### STATED TASK
Every line containing the word "European" needs to be found and copied.

### INFORMATION GIVEN
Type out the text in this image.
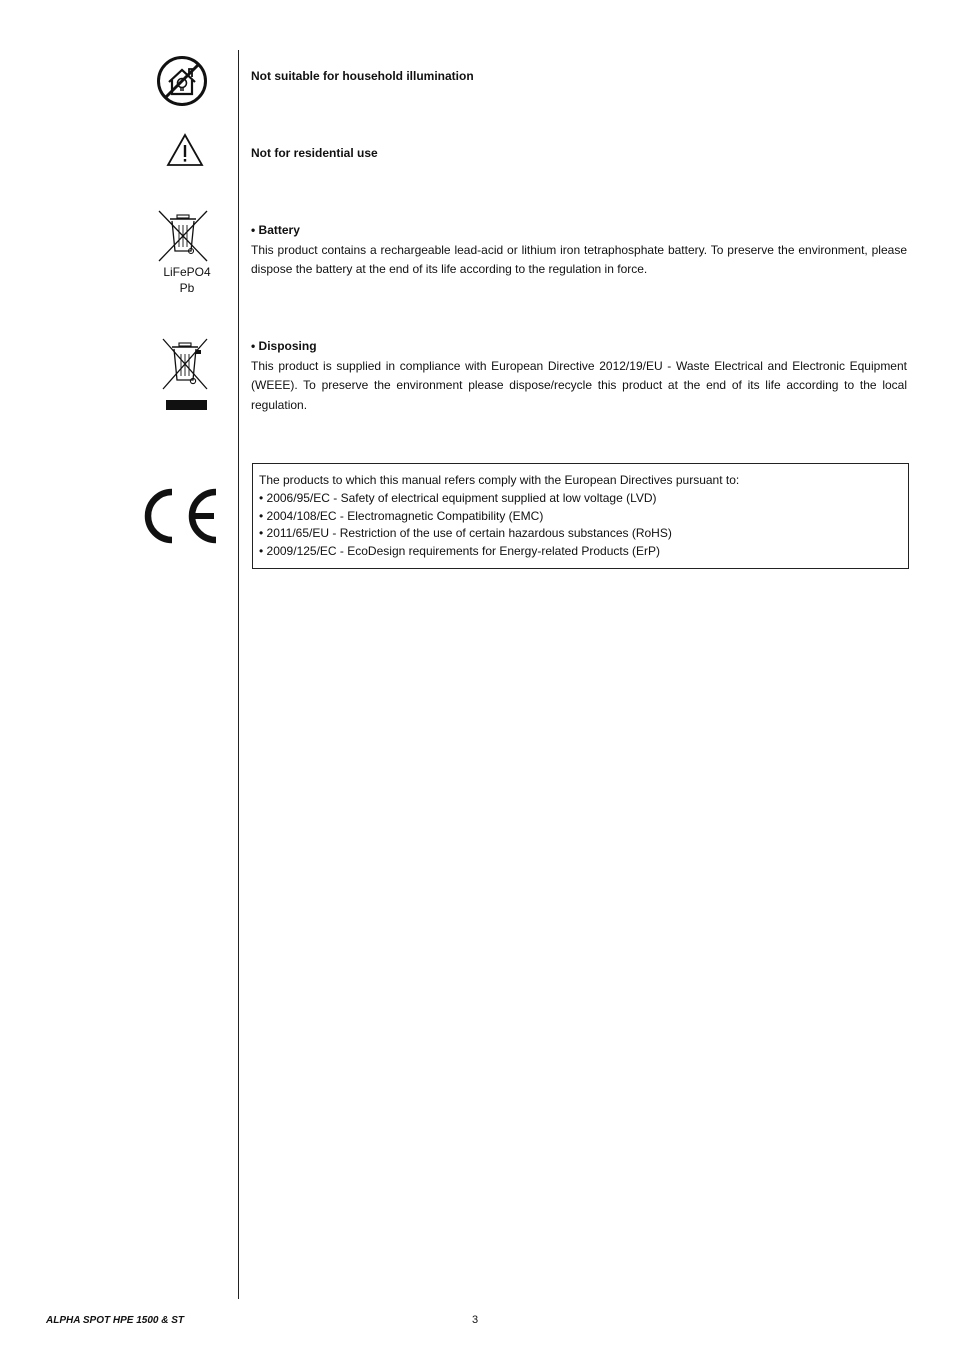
Not suitable for household illumination
Not for residential use
LiFePO4
Pb
• Battery
This product contains a rechargeable lead-acid or lithium iron tetraphosphate battery. To preserve the environment, please dispose the battery at the end of its life according to the regulation in force.
• Disposing
This product is supplied in compliance with European Directive 2012/19/EU - Waste Electrical and Electronic Equipment (WEEE). To preserve the environment please dispose/recycle this product at the end of its life according to the local regulation.
The products to which this manual refers comply with the European Directives pursuant to:
• 2006/95/EC - Safety of electrical equipment supplied at low voltage (LVD)
• 2004/108/EC - Electromagnetic Compatibility (EMC)
• 2011/65/EU - Restriction of the use of certain hazardous substances (RoHS)
• 2009/125/EC - EcoDesign requirements for Energy-related Products (ErP)
ALPHA SPOT HPE 1500 & ST	3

### SOLUTION FOR THIS PROBLEM
This product is supplied in compliance with European Directive 2012/19/EU - Waste Electrical and Electronic Equipment (WEEE). To preserve the environment please dispose/recycle this product at the end of its life according to the local regulation.
The products to which this manual refers comply with the European Directives pursuant to:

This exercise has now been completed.